§ **Goal**:
Which lines hold the word "JSON"? Copy each one.
^^^^^^^^
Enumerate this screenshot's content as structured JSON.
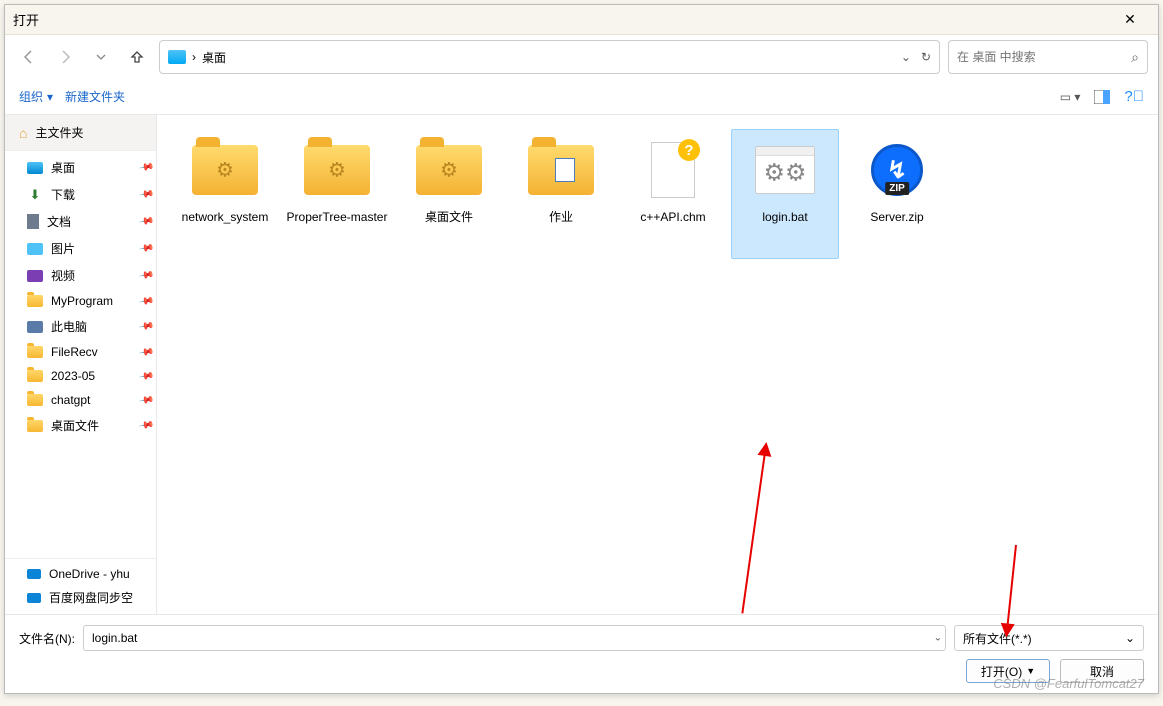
{
  "title": "打开",
  "breadcrumb": {
    "location": "桌面"
  },
  "search": {
    "placeholder": "在 桌面 中搜索"
  },
  "toolbar": {
    "organize": "组织",
    "new_folder": "新建文件夹"
  },
  "sidebar": {
    "home": "主文件夹",
    "items": [
      {
        "label": "桌面",
        "icon": "desktop"
      },
      {
        "label": "下载",
        "icon": "download"
      },
      {
        "label": "文档",
        "icon": "doc"
      },
      {
        "label": "图片",
        "icon": "pic"
      },
      {
        "label": "视频",
        "icon": "video"
      },
      {
        "label": "MyProgram",
        "icon": "folder"
      },
      {
        "label": "此电脑",
        "icon": "pc"
      },
      {
        "label": "FileRecv",
        "icon": "folder"
      },
      {
        "label": "2023-05",
        "icon": "folder"
      },
      {
        "label": "chatgpt",
        "icon": "folder"
      },
      {
        "label": "桌面文件",
        "icon": "folder"
      }
    ],
    "lower": [
      {
        "label": "OneDrive - yhu"
      },
      {
        "label": "百度网盘同步空"
      }
    ]
  },
  "files": [
    {
      "name": "network_system",
      "type": "folder-gear"
    },
    {
      "name": "ProperTree-master",
      "type": "folder-gear"
    },
    {
      "name": "桌面文件",
      "type": "folder-gear"
    },
    {
      "name": "作业",
      "type": "folder-word"
    },
    {
      "name": "c++API.chm",
      "type": "chm"
    },
    {
      "name": "login.bat",
      "type": "bat",
      "selected": true
    },
    {
      "name": "Server.zip",
      "type": "zip"
    }
  ],
  "footer": {
    "filename_label": "文件名(N):",
    "filename_value": "login.bat",
    "filter_label": "所有文件(*.*)",
    "open": "打开(O)",
    "cancel": "取消"
  },
  "watermark": "CSDN @FearfulTomcat27",
  "zip_text": "ZIP"
}
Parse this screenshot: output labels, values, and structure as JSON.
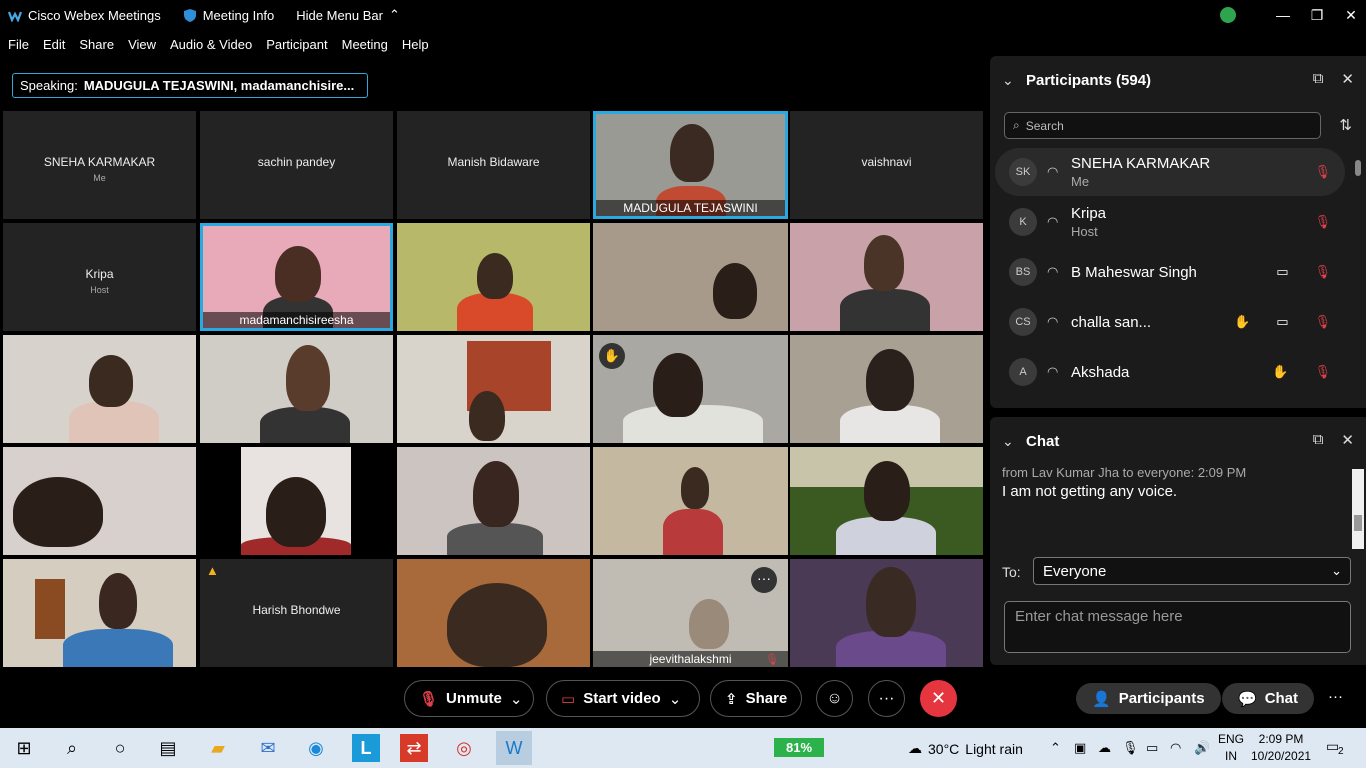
^^^^^^^^
§ **Final result**:
Enumerate this screenshot's content as structured JSON.
Parse this screenshot: output labels, values, and structure as JSON.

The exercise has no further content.